#### YOUR TASK
Check each line of the listing, and copy it if it contains the word "process".

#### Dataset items
--- start ---
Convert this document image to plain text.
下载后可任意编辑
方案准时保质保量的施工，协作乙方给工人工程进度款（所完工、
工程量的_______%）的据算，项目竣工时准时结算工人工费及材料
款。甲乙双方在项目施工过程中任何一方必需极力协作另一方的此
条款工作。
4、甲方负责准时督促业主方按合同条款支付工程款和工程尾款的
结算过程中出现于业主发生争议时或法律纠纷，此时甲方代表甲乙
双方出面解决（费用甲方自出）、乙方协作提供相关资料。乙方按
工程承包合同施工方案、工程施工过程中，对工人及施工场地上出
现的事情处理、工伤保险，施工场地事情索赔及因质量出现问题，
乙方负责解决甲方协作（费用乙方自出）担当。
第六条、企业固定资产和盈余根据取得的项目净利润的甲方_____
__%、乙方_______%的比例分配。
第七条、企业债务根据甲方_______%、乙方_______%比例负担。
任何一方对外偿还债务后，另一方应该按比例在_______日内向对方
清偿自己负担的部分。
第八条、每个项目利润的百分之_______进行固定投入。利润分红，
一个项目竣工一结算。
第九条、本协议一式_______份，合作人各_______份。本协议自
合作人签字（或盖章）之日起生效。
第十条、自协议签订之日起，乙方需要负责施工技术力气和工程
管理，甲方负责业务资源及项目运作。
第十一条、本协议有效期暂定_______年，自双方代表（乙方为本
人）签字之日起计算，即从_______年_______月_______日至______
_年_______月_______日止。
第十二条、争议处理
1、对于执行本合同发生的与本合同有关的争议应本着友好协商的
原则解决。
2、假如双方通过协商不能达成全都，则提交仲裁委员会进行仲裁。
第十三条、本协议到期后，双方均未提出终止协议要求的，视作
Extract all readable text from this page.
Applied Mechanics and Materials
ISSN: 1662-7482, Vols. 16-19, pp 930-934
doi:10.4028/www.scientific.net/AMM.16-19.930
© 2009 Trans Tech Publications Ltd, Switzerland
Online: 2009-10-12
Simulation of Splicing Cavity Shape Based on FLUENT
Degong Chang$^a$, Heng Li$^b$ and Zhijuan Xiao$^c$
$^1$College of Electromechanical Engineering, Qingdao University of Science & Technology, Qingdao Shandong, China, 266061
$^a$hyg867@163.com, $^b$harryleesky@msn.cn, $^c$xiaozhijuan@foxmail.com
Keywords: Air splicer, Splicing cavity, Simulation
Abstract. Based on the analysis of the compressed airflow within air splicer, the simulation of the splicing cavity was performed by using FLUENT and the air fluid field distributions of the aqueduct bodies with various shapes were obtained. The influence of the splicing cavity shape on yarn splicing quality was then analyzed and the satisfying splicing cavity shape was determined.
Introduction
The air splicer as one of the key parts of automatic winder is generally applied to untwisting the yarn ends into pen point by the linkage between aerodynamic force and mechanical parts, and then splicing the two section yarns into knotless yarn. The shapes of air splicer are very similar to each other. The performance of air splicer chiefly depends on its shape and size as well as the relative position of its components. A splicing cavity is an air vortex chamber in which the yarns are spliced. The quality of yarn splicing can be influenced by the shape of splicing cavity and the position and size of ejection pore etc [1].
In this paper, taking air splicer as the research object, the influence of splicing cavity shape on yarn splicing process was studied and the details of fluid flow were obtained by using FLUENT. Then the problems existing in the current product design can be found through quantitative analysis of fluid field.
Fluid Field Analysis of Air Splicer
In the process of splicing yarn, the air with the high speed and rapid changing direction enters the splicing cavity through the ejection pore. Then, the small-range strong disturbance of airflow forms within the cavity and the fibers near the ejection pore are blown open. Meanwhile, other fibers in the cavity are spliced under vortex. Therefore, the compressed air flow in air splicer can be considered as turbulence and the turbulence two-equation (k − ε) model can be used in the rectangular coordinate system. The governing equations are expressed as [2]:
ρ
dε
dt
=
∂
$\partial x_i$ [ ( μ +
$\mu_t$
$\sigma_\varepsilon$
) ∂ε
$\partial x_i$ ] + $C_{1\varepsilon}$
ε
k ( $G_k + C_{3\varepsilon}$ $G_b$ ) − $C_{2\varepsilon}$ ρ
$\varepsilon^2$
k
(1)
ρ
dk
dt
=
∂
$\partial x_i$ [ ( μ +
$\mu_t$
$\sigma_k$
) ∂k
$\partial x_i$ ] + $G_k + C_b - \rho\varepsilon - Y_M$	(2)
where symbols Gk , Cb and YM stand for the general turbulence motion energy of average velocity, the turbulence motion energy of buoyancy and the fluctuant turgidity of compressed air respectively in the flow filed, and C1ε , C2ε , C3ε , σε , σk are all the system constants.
--- end ---
--- start ---
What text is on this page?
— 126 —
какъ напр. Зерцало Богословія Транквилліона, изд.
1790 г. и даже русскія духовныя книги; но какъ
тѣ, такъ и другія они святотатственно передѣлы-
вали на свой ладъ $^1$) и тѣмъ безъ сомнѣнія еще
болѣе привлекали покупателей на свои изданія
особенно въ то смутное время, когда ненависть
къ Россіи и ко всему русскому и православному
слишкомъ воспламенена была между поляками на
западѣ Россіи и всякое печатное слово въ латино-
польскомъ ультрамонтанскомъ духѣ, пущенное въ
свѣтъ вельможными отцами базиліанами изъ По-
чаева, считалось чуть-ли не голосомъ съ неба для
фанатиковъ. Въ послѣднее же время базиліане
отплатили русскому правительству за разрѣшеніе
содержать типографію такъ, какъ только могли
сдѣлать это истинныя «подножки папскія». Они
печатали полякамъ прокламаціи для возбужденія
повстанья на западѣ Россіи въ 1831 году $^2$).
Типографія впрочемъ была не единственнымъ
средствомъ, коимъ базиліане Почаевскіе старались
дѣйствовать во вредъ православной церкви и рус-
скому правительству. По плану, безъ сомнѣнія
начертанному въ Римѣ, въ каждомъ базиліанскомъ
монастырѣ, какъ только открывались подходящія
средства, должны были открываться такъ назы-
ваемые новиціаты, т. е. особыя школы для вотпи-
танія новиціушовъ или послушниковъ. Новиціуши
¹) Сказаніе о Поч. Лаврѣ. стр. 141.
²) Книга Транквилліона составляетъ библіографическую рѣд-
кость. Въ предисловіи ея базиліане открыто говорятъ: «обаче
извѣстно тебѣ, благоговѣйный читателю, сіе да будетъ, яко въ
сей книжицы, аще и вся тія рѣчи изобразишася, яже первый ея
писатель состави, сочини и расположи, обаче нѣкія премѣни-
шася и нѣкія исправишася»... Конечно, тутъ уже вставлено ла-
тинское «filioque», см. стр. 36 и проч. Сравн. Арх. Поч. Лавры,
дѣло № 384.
--- end ---
#### CORRECT OUTPUT
In this paper, taking air splicer as the research object, the influence of splicing cavity shape on yarn splicing process was studied and the details of fluid flow were obtained by using FLUENT. Then the problems existing in the current product design can be found through quantitative analysis of fluid field.
In the process of splicing yarn, the air with the high speed and rapid changing direction enters the splicing cavity through the ejection pore. Then, the small-range strong disturbance of airflow forms within the cavity and the fibers near the ejection pore are blown open. Meanwhile, other fibers in the cavity are spliced under vortex. Therefore, the compressed air flow in air splicer can be considered as turbulence and the turbulence two-equation (k − ε) model can be used in the rectangular coordinate system. The governing equations are expressed as [2]:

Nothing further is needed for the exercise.